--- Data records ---
┄┄┄┄┄┄┄┄┄┄
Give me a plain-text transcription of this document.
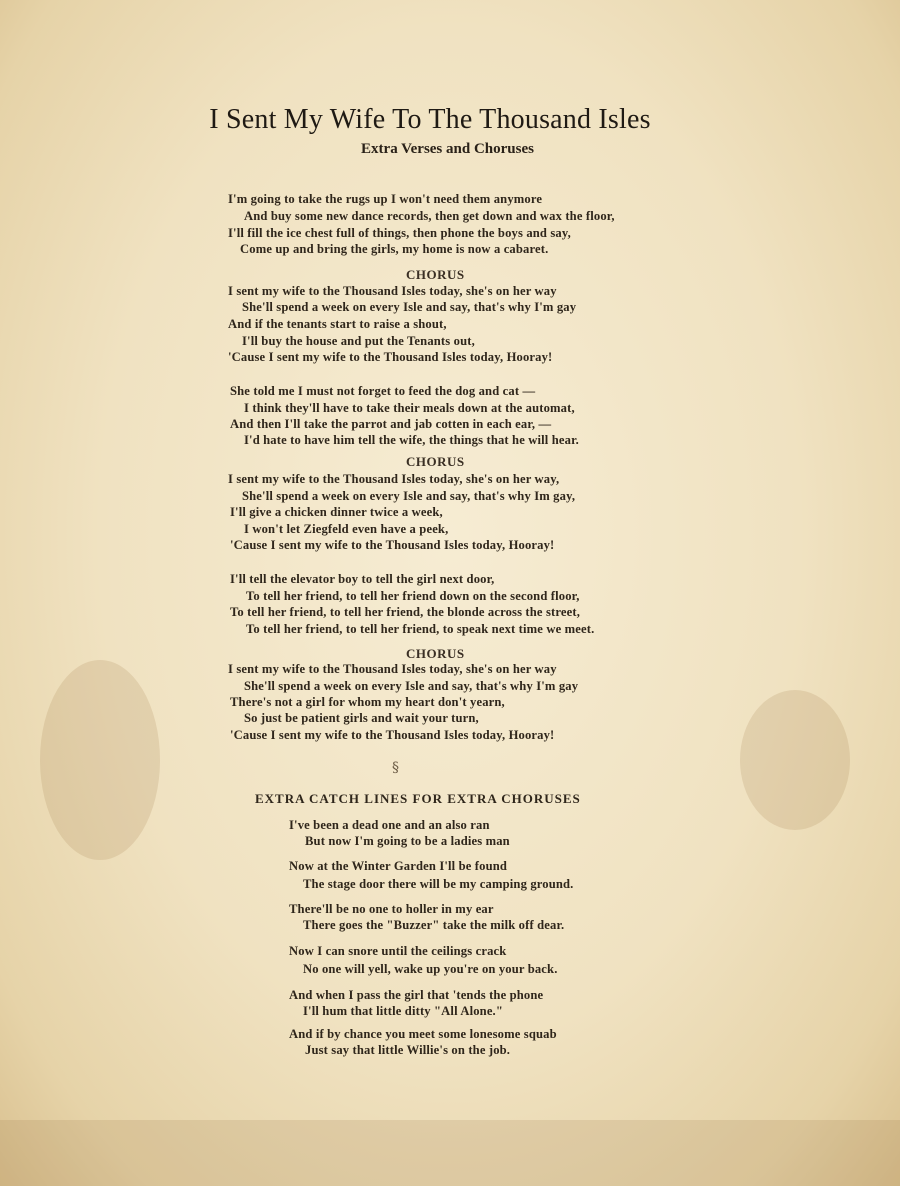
I Sent My Wife To The Thousand Isles
Extra Verses and Choruses
I'm going to take the rugs up I won't need them anymore
And buy some new dance records, then get down and wax the floor,
I'll fill the ice chest full of things, then phone the boys and say,
Come up and bring the girls, my home is now a cabaret.
CHORUS
I sent my wife to the Thousand Isles today, she's on her way
She'll spend a week on every Isle and say, that's why I'm gay
And if the tenants start to raise a shout,
I'll buy the house and put the Tenants out,
'Cause I sent my wife to the Thousand Isles today, Hooray!
She told me I must not forget to feed the dog and cat —
I think they'll have to take their meals down at the automat,
And then I'll take the parrot and jab cotten in each ear, —
I'd hate to have him tell the wife, the things that he will hear.
CHORUS
I sent my wife to the Thousand Isles today, she's on her way,
She'll spend a week on every Isle and say, that's why Im gay,
I'll give a chicken dinner twice a week,
I won't let Ziegfeld even have a peek,
'Cause I sent my wife to the Thousand Isles today, Hooray!
I'll tell the elevator boy to tell the girl next door,
To tell her friend, to tell her friend down on the second floor,
To tell her friend, to tell her friend, the blonde across the street,
To tell her friend, to tell her friend, to speak next time we meet.
CHORUS
I sent my wife to the Thousand Isles today, she's on her way
She'll spend a week on every Isle and say, that's why I'm gay
There's not a girl for whom my heart don't yearn,
So just be patient girls and wait your turn,
'Cause I sent my wife to the Thousand Isles today, Hooray!
§
EXTRA CATCH LINES FOR EXTRA CHORUSES
I've been a dead one and an also ran
But now I'm going to be a ladies man
Now at the Winter Garden I'll be found
The stage door there will be my camping ground.
There'll be no one to holler in my ear
There goes the "Buzzer" take the milk off dear.
Now I can snore until the ceilings crack
No one will yell, wake up you're on your back.
And when I pass the girl that 'tends the phone
I'll hum that little ditty "All Alone."
And if by chance you meet some lonesome squab
Just say that little Willie's on the job.
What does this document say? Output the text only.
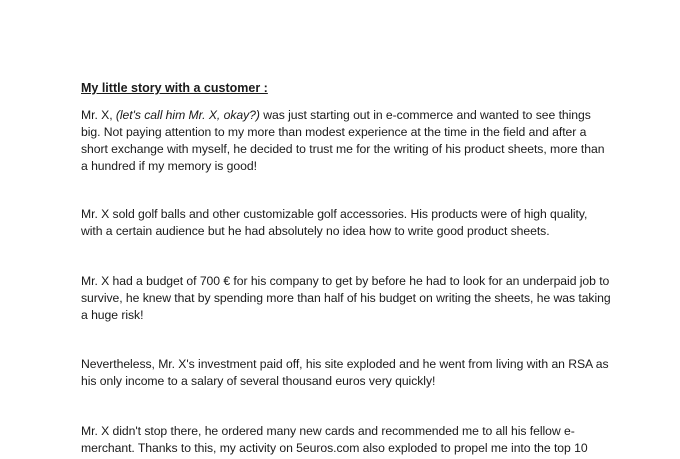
My little story with a customer :

Mr. X, (let's call him Mr. X, okay?) was just starting out in e-commerce and wanted to see things big. Not paying attention to my more than modest experience at the time in the field and after a short exchange with myself, he decided to trust me for the writing of his product sheets, more than a hundred if my memory is good!

Mr. X sold golf balls and other customizable golf accessories. His products were of high quality, with a certain audience but he had absolutely no idea how to write good product sheets.

Mr. X had a budget of 700 € for his company to get by before he had to look for an underpaid job to survive, he knew that by spending more than half of his budget on writing the sheets, he was taking a huge risk!

Nevertheless, Mr. X's investment paid off, his site exploded and he went from living with an RSA as his only income to a salary of several thousand euros very quickly!

Mr. X didn't stop there, he ordered many new cards and recommended me to all his fellow e-merchant. Thanks to this, my activity on 5euros.com also exploded to propel me into the top 10
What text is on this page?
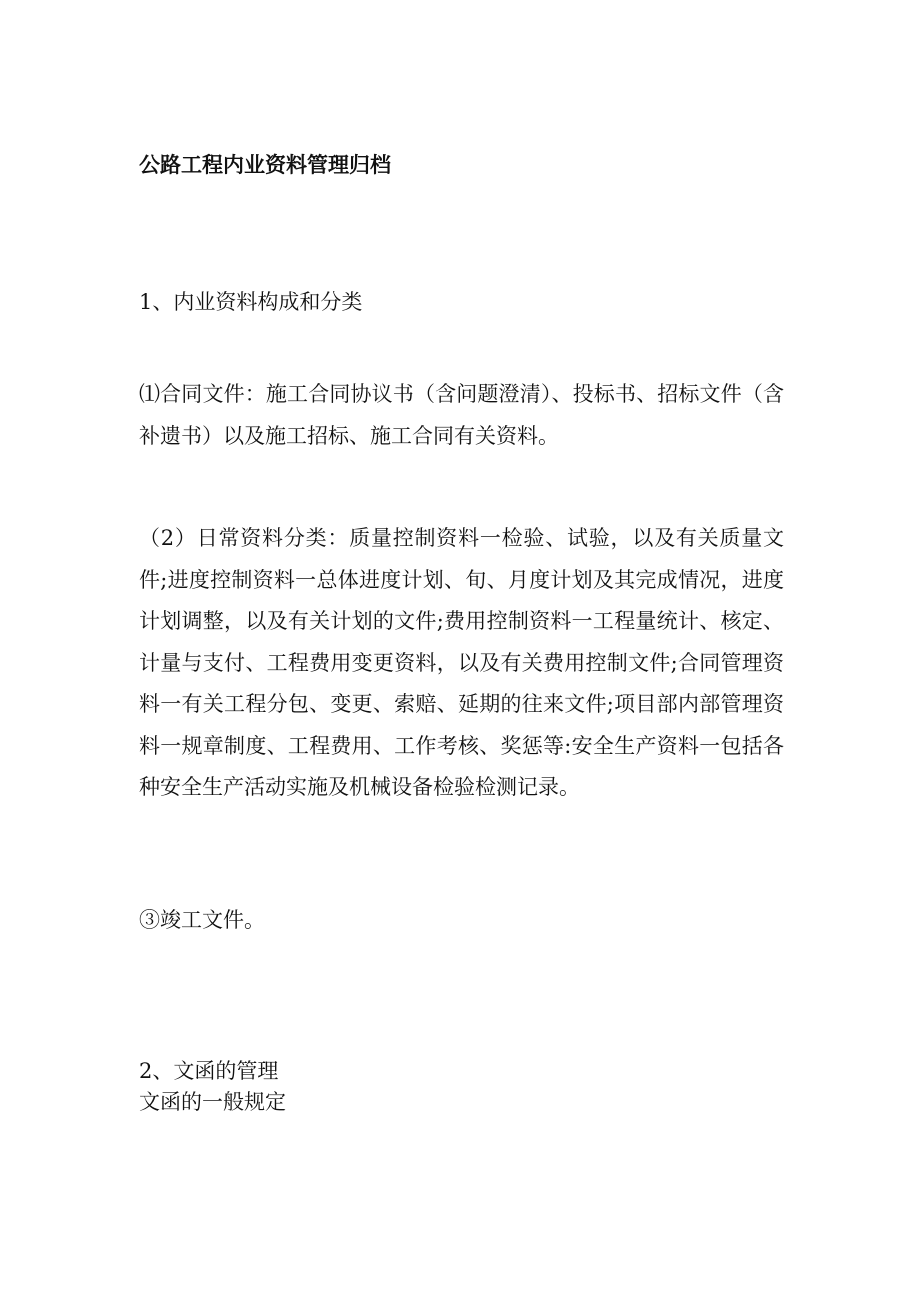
公路工程内业资料管理归档
1、内业资料构成和分类
⑴合同文件：施工合同协议书（含问题澄清）、投标书、招标文件（含补遗书）以及施工招标、施工合同有关资料。
（2）日常资料分类：质量控制资料一检验、试验，以及有关质量文件;进度控制资料一总体进度计划、旬、月度计划及其完成情况，进度计划调整，以及有关计划的文件;费用控制资料一工程量统计、核定、计量与支付、工程费用变更资料，以及有关费用控制文件;合同管理资料一有关工程分包、变更、索赔、延期的往来文件;项目部内部管理资料一规章制度、工程费用、工作考核、奖惩等:安全生产资料一包括各种安全生产活动实施及机械设备检验检测记录。
③竣工文件。
2、文函的管理
文函的一般规定
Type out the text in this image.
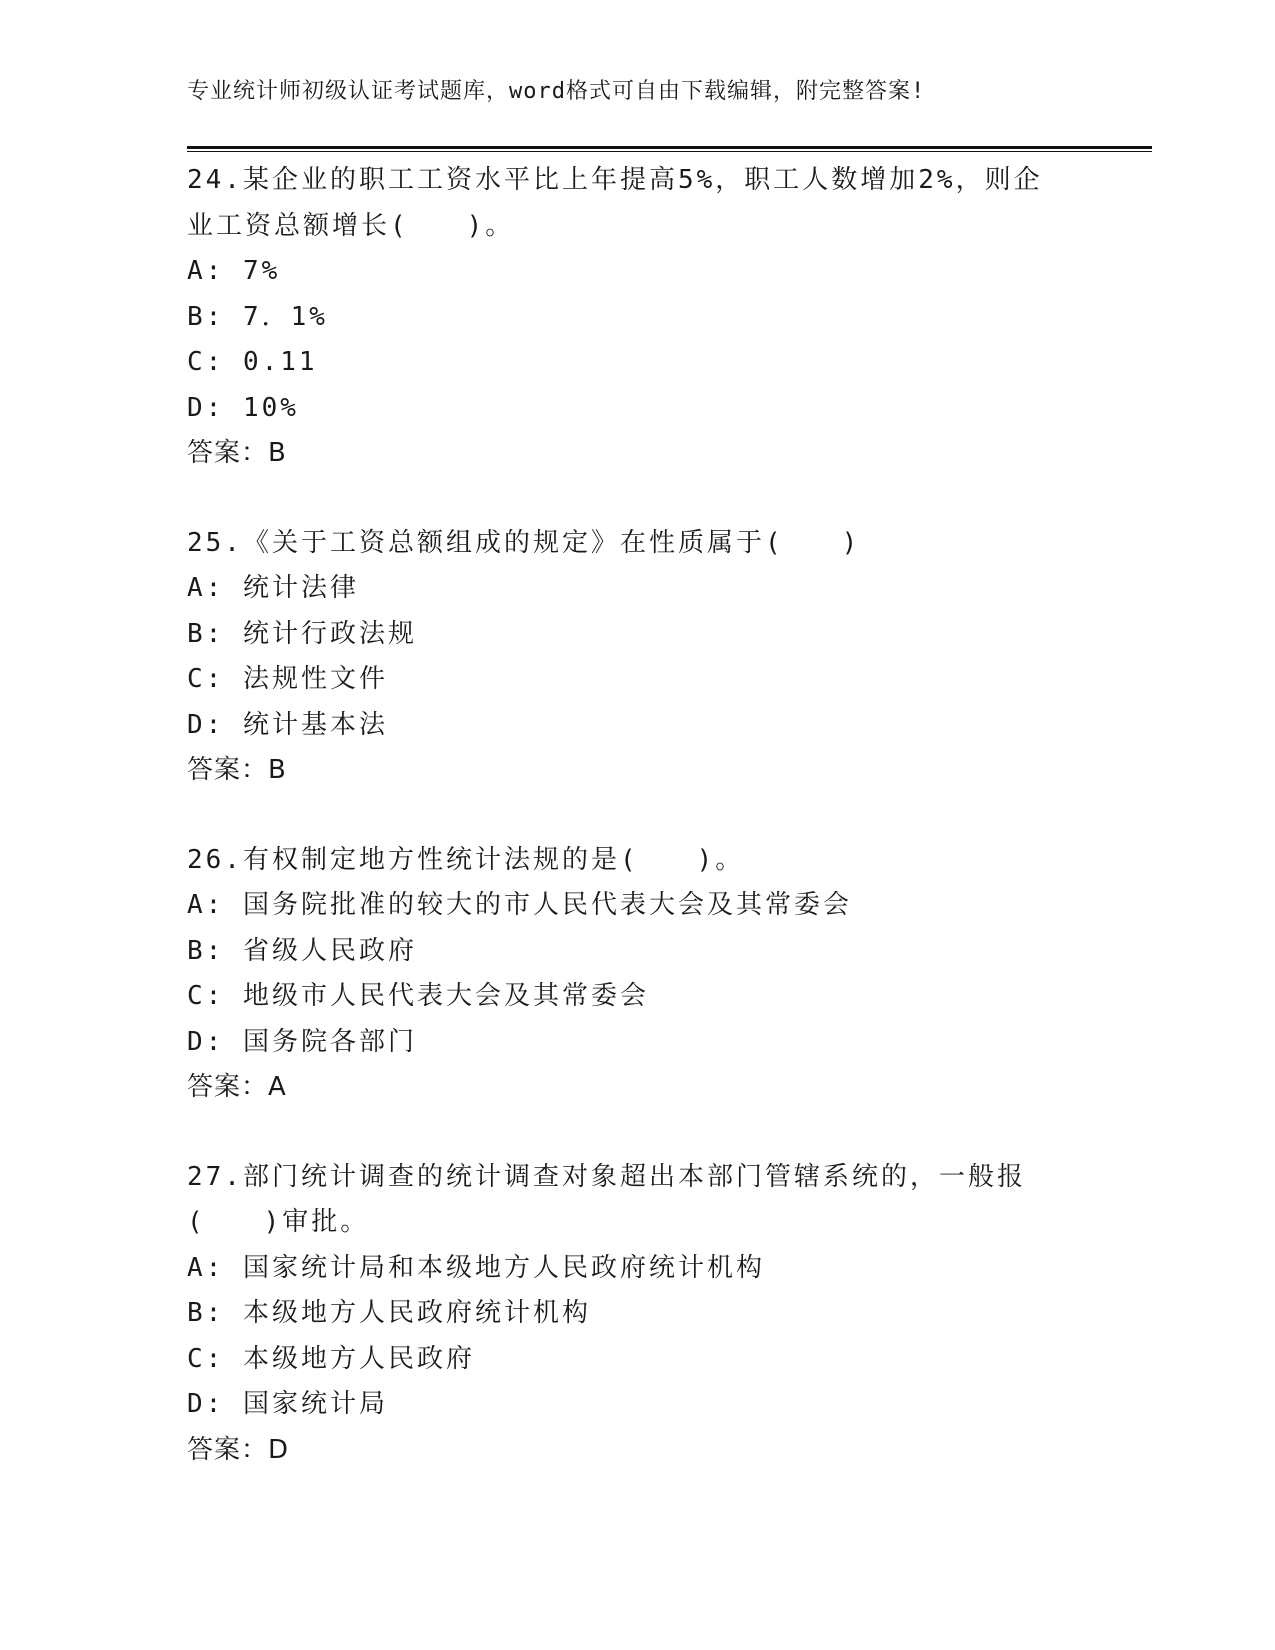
专业统计师初级认证考试题库，word格式可自由下载编辑，附完整答案!
24.某企业的职工工资水平比上年提高5%，职工人数增加2%，则企
业工资总额增长(　　)。
A: 7%
B: 7．1%
C: 0.11
D: 10%
答案：B
25.《关于工资总额组成的规定》在性质属于(　　)
A: 统计法律
B: 统计行政法规
C: 法规性文件
D: 统计基本法
答案：B
26.有权制定地方性统计法规的是(　　)。
A: 国务院批准的较大的市人民代表大会及其常委会
B: 省级人民政府
C: 地级市人民代表大会及其常委会
D: 国务院各部门
答案：A
27.部门统计调查的统计调查对象超出本部门管辖系统的，一般报
(　　)审批。
A: 国家统计局和本级地方人民政府统计机构
B: 本级地方人民政府统计机构
C: 本级地方人民政府
D: 国家统计局
答案：D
┄┄┄┄┄┄┄┄┄┄
--- Set task ---
Repeat nothing but the lines from the one containing "What text is on this page?" through the end of the entries, exactly, and skip the pictures.

--- Reply to the task ---
What text is on this page?
公路工程内业资料管理归档
1、内业资料构成和分类
⑴合同文件：施工合同协议书（含问题澄清）、投标书、招标文件（含补遗书）以及施工招标、施工合同有关资料。
（2）日常资料分类：质量控制资料一检验、试验，以及有关质量文件;进度控制资料一总体进度计划、旬、月度计划及其完成情况，进度计划调整，以及有关计划的文件;费用控制资料一工程量统计、核定、计量与支付、工程费用变更资料，以及有关费用控制文件;合同管理资料一有关工程分包、变更、索赔、延期的往来文件;项目部内部管理资料一规章制度、工程费用、工作考核、奖惩等:安全生产资料一包括各种安全生产活动实施及机械设备检验检测记录。
③竣工文件。
2、文函的管理
文函的一般规定
Type out the text in this image.
专业统计师初级认证考试题库，word格式可自由下载编辑，附完整答案!
24.某企业的职工工资水平比上年提高5%，职工人数增加2%，则企
业工资总额增长(　　)。
A: 7%
B: 7．1%
C: 0.11
D: 10%
答案：B
25.《关于工资总额组成的规定》在性质属于(　　)
A: 统计法律
B: 统计行政法规
C: 法规性文件
D: 统计基本法
答案：B
26.有权制定地方性统计法规的是(　　)。
A: 国务院批准的较大的市人民代表大会及其常委会
B: 省级人民政府
C: 地级市人民代表大会及其常委会
D: 国务院各部门
答案：A
27.部门统计调查的统计调查对象超出本部门管辖系统的，一般报
(　　)审批。
A: 国家统计局和本级地方人民政府统计机构
B: 本级地方人民政府统计机构
C: 本级地方人民政府
D: 国家统计局
答案：D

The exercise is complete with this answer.